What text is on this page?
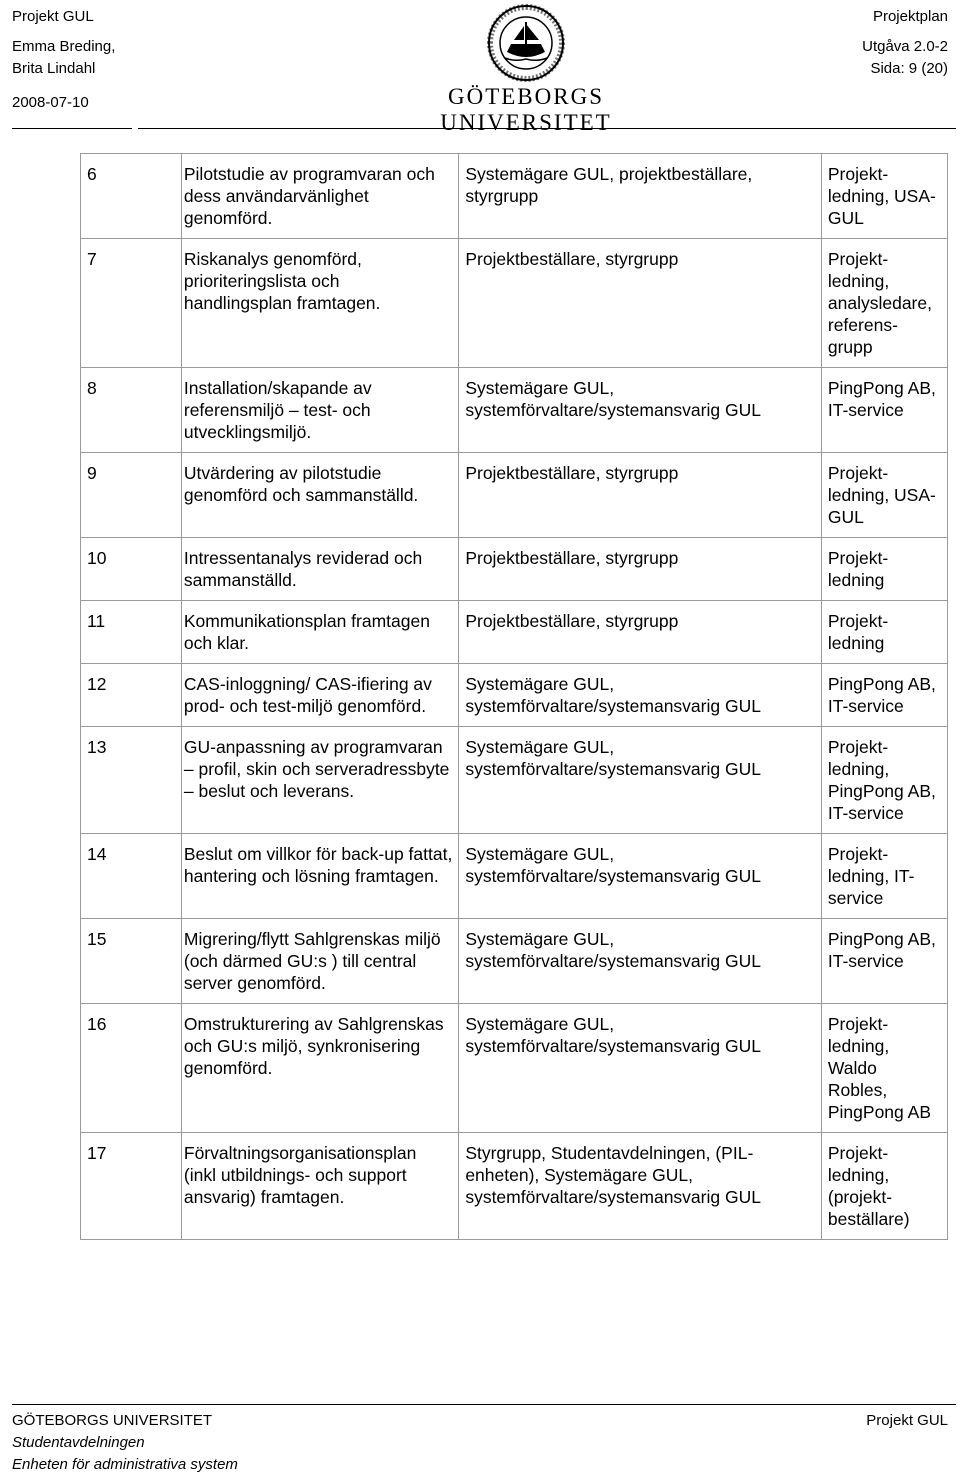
Projekt GUL
Emma Breding,
Brita Lindahl
2008-07-10	GÖTEBORGS UNIVERSITET
Projektplan
Utgåva 2.0-2
Sida: 9 (20)
6	Pilotstudie av programvaran och dess användarvänlighet genomförd.	Systemägare GUL, projektbeställare, styrgrupp	Projekt-ledning, USA-GUL
7	Riskanalys genomförd, prioriteringslista och handlingsplan framtagen.	Projektbeställare, styrgrupp	Projekt-ledning, analysledare, referens-grupp
8	Installation/skapande av referensmiljö – test- och utvecklingsmiljö.	Systemägare GUL, systemförvaltare/systemansvarig GUL	PingPong AB, IT-service
9	Utvärdering av pilotstudie genomförd och sammanställd.	Projektbeställare, styrgrupp	Projekt-ledning, USA-GUL
10	Intressentanalys reviderad och sammanställd.	Projektbeställare, styrgrupp	Projekt-ledning
11	Kommunikationsplan framtagen och klar.	Projektbeställare, styrgrupp	Projekt-ledning
12	CAS-inloggning/ CAS-ifiering av prod- och test-miljö genomförd.	Systemägare GUL, systemförvaltare/systemansvarig GUL	PingPong AB, IT-service
13	GU-anpassning av programvaran – profil, skin och serveradressbyte – beslut och leverans.	Systemägare GUL, systemförvaltare/systemansvarig GUL	Projekt-ledning, PingPong AB, IT-service
14	Beslut om villkor för back-up fattat, hantering och lösning framtagen.	Systemägare GUL, systemförvaltare/systemansvarig GUL	Projekt-ledning, IT-service
15	Migrering/flytt Sahlgrenskas miljö (och därmed GU:s ) till central server genomförd.	Systemägare GUL, systemförvaltare/systemansvarig GUL	PingPong AB, IT-service
16	Omstrukturering av Sahlgrenskas och GU:s miljö, synkronisering genomförd.	Systemägare GUL, systemförvaltare/systemansvarig GUL	Projekt-ledning, Waldo Robles, PingPong AB
17	Förvaltningsorganisationsplan (inkl utbildnings- och support ansvarig) framtagen.	Styrgrupp, Studentavdelningen, (PIL-enheten), Systemägare GUL, systemförvaltare/systemansvarig GUL	Projekt-ledning, (projekt-beställare)
GÖTEBORGS UNIVERSITET
Studentavdelningen
Enheten för administrativa system
Projekt GUL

YOUR INSTRUCTIONS: When you repeat the material above, keep every word exact and leave out the pictures.

RESPONSE AREA:
What text is on this page?
Projekt GUL
Emma Breding,
Brita Lindahl
2008-07-10	GÖTEBORGS UNIVERSITET
Projektplan
Utgåva 2.0-2
Sida: 9 (20)
6	Pilotstudie av programvaran och dess användarvänlighet genomförd.	Systemägare GUL, projektbeställare, styrgrupp	Projekt-ledning, USA-GUL
7	Riskanalys genomförd, prioriteringslista och handlingsplan framtagen.	Projektbeställare, styrgrupp	Projekt-ledning, analysledare, referens-grupp
8	Installation/skapande av referensmiljö – test- och utvecklingsmiljö.	Systemägare GUL, systemförvaltare/systemansvarig GUL	PingPong AB, IT-service
9	Utvärdering av pilotstudie genomförd och sammanställd.	Projektbeställare, styrgrupp	Projekt-ledning, USA-GUL
10	Intressentanalys reviderad och sammanställd.	Projektbeställare, styrgrupp	Projekt-ledning
11	Kommunikationsplan framtagen och klar.	Projektbeställare, styrgrupp	Projekt-ledning
12	CAS-inloggning/ CAS-ifiering av prod- och test-miljö genomförd.	Systemägare GUL, systemförvaltare/systemansvarig GUL	PingPong AB, IT-service
13	GU-anpassning av programvaran – profil, skin och serveradressbyte – beslut och leverans.	Systemägare GUL, systemförvaltare/systemansvarig GUL	Projekt-ledning, PingPong AB, IT-service
14	Beslut om villkor för back-up fattat, hantering och lösning framtagen.	Systemägare GUL, systemförvaltare/systemansvarig GUL	Projekt-ledning, IT-service
15	Migrering/flytt Sahlgrenskas miljö (och därmed GU:s ) till central server genomförd.	Systemägare GUL, systemförvaltare/systemansvarig GUL	PingPong AB, IT-service
16	Omstrukturering av Sahlgrenskas och GU:s miljö, synkronisering genomförd.	Systemägare GUL, systemförvaltare/systemansvarig GUL	Projekt-ledning, Waldo Robles, PingPong AB
17	Förvaltningsorganisationsplan (inkl utbildnings- och support ansvarig) framtagen.	Styrgrupp, Studentavdelningen, (PIL-enheten), Systemägare GUL, systemförvaltare/systemansvarig GUL	Projekt-ledning, (projekt-beställare)
GÖTEBORGS UNIVERSITET
Studentavdelningen
Enheten för administrativa system
Projekt GUL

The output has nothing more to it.